_Aim of the exercise_: Using the listing below, please gather every line containing the word "this".

───── Data shown

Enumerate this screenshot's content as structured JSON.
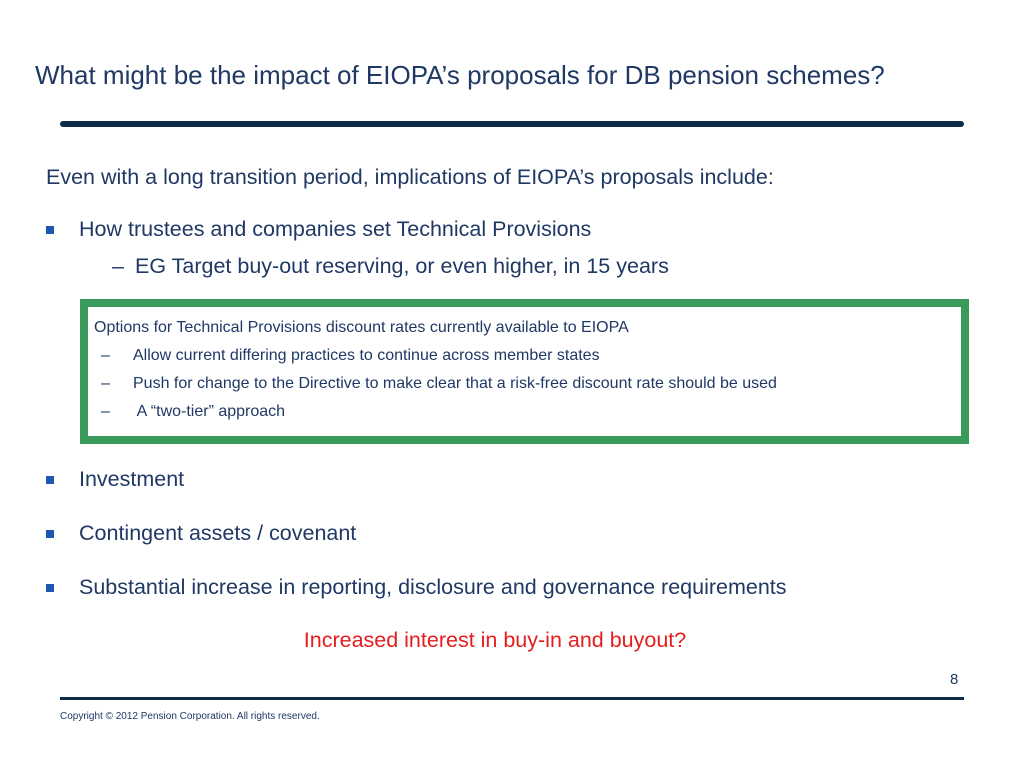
{
  "slide": {
    "title": "What might be the impact of EIOPA’s proposals for DB pension schemes?",
    "intro": "Even with a long transition period, implications of EIOPA’s proposals include:",
    "bullets": [
      {
        "text": "How trustees and companies set Technical Provisions",
        "sub": [
          "EG Target buy-out reserving, or even higher, in 15 years"
        ]
      },
      {
        "text": "Investment"
      },
      {
        "text": "Contingent assets / covenant"
      },
      {
        "text": "Substantial increase in reporting, disclosure and governance requirements"
      }
    ],
    "callout": {
      "heading": "Options for Technical Provisions discount rates currently available to EIOPA",
      "items": [
        "Allow current differing practices to continue across member states",
        "Push for change to the Directive to make clear that a risk-free discount rate should be used",
        " A “two-tier” approach"
      ],
      "border_color": "#3a9a5b"
    },
    "conclusion": "Increased interest in buy-in and buyout?",
    "page_number": "8",
    "copyright": "Copyright © 2012 Pension Corporation. All rights reserved."
  },
  "colors": {
    "text": "#1f3864",
    "accent_red": "#e41d1d",
    "bullet_marker": "#1f56b3",
    "rule": "#0d2a47"
  },
  "glyphs": {
    "dash": "–"
  }
}
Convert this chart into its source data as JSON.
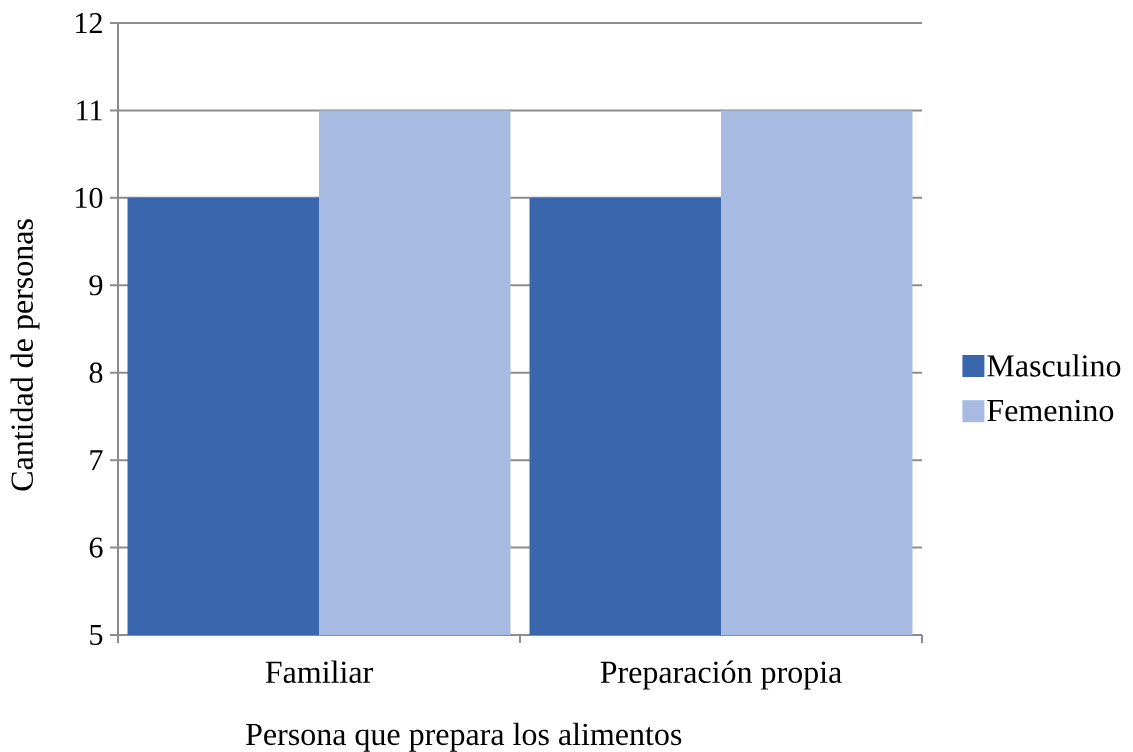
{
  "chart_data": {
    "type": "bar",
    "xlabel": "Persona que prepara los alimentos",
    "ylabel": "Cantidad de personas",
    "categories": [
      "Familiar",
      "Preparación propia"
    ],
    "series": [
      {
        "name": "Masculino",
        "color": "#3a66ae",
        "values": [
          10,
          10
        ]
      },
      {
        "name": "Femenino",
        "color": "#a7bbe2",
        "values": [
          11,
          11
        ]
      }
    ],
    "ylim": [
      5,
      12
    ],
    "yticks": [
      5,
      6,
      7,
      8,
      9,
      10,
      11,
      12
    ],
    "grid": "y",
    "legend": "right"
  }
}
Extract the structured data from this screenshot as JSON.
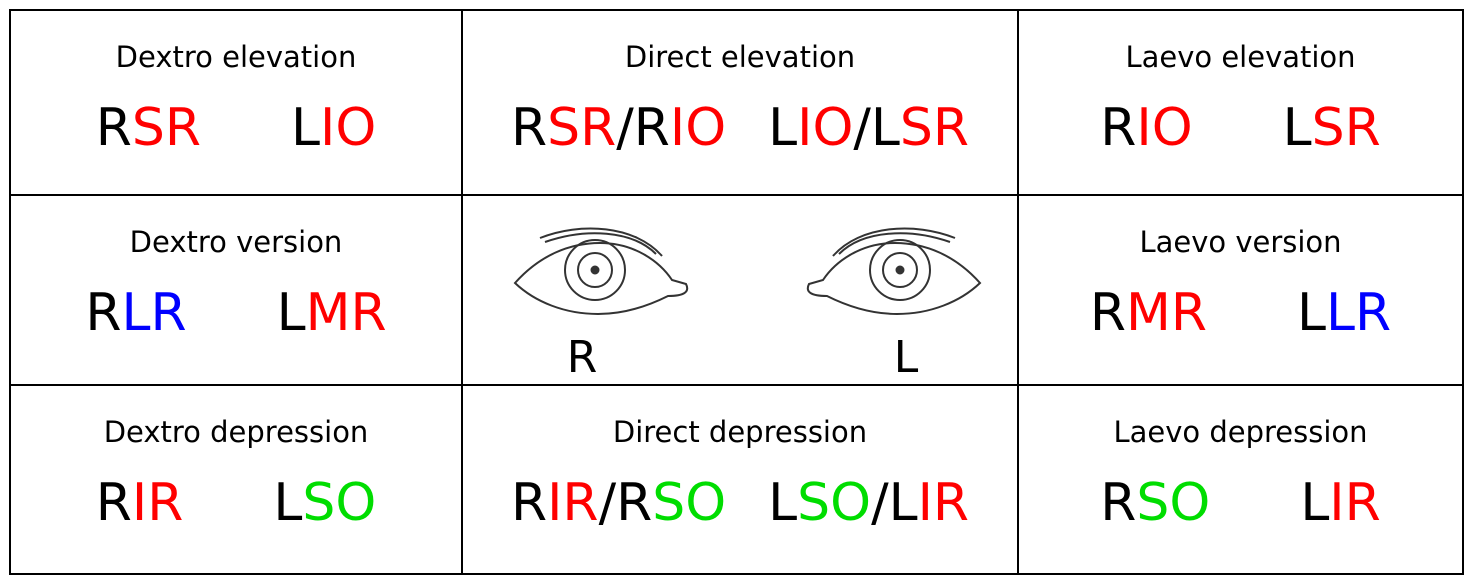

──────────

_The solution_:
Enumerate this screenshot's content as structured JSON.
Convert this chart into its source data as JSON.
Extract the structured data from this screenshot as JSON.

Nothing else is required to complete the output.